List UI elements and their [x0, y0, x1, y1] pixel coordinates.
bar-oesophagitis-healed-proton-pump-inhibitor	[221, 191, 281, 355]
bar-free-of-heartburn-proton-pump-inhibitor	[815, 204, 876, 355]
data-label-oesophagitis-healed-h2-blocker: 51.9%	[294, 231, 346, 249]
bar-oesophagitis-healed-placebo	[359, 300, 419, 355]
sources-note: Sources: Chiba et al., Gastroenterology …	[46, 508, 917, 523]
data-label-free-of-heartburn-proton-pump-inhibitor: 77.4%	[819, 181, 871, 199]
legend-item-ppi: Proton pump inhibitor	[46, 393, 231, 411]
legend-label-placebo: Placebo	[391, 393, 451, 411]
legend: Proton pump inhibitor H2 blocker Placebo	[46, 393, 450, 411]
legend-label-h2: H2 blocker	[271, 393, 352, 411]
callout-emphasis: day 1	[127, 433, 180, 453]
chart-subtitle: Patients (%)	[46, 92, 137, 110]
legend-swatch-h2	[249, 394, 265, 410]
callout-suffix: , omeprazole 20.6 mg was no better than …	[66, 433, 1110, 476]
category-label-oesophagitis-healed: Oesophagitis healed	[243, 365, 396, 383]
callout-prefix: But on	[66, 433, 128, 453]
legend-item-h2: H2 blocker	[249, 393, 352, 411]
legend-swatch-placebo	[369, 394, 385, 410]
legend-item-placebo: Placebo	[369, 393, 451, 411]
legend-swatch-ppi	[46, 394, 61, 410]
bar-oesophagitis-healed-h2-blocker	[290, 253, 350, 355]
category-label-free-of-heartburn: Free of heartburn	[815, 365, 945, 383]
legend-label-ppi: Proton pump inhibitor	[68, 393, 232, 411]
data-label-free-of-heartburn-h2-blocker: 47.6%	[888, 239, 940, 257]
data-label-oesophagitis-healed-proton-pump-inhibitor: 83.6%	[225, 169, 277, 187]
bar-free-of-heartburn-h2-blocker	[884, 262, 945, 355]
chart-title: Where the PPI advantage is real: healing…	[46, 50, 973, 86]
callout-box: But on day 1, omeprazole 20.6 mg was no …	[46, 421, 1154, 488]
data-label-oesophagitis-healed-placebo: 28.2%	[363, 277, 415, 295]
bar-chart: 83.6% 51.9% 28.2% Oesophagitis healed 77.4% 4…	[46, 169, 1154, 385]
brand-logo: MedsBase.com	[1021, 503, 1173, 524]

==

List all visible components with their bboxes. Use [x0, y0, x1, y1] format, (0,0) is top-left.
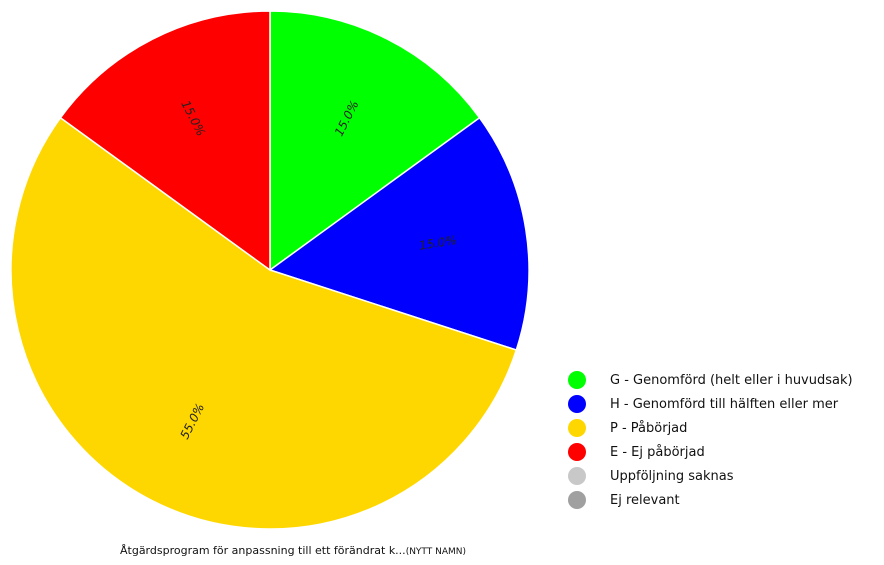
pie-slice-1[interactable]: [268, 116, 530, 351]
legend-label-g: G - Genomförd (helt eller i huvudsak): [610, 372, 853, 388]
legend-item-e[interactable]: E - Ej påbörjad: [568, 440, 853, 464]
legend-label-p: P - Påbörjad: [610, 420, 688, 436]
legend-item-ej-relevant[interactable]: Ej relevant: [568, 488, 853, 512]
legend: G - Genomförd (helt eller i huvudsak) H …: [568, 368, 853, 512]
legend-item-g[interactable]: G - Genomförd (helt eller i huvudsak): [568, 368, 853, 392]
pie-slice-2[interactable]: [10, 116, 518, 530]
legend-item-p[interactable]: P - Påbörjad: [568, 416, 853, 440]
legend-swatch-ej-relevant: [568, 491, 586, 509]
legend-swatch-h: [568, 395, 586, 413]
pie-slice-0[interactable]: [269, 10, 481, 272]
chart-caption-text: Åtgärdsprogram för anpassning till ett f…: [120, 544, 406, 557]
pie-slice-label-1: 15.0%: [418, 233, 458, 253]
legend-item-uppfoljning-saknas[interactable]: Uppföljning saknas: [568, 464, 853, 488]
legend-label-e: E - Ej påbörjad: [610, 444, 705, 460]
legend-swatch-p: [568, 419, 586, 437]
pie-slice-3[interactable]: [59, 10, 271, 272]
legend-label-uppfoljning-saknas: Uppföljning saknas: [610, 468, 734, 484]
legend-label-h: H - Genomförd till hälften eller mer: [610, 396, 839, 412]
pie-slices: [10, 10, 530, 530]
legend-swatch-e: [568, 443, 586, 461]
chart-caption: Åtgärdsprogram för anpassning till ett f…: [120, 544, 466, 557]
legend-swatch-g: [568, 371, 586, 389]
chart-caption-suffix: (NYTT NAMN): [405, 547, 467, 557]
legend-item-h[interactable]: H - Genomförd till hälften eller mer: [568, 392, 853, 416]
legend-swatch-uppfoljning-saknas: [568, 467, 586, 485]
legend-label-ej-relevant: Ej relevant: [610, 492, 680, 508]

About this exercise: The answer must be every line of the records that contains the word "data".

Result of the exercise:
data-label-oesophagitis-healed-h2-blocker: 51.9%	[294, 231, 346, 249]
data-label-free-of-heartburn-proton-pump-inhibitor: 77.4%	[819, 181, 871, 199]
data-label-free-of-heartburn-h2-blocker: 47.6%	[888, 239, 940, 257]
data-label-oesophagitis-healed-proton-pump-inhibitor: 83.6%	[225, 169, 277, 187]
data-label-oesophagitis-healed-placebo: 28.2%	[363, 277, 415, 295]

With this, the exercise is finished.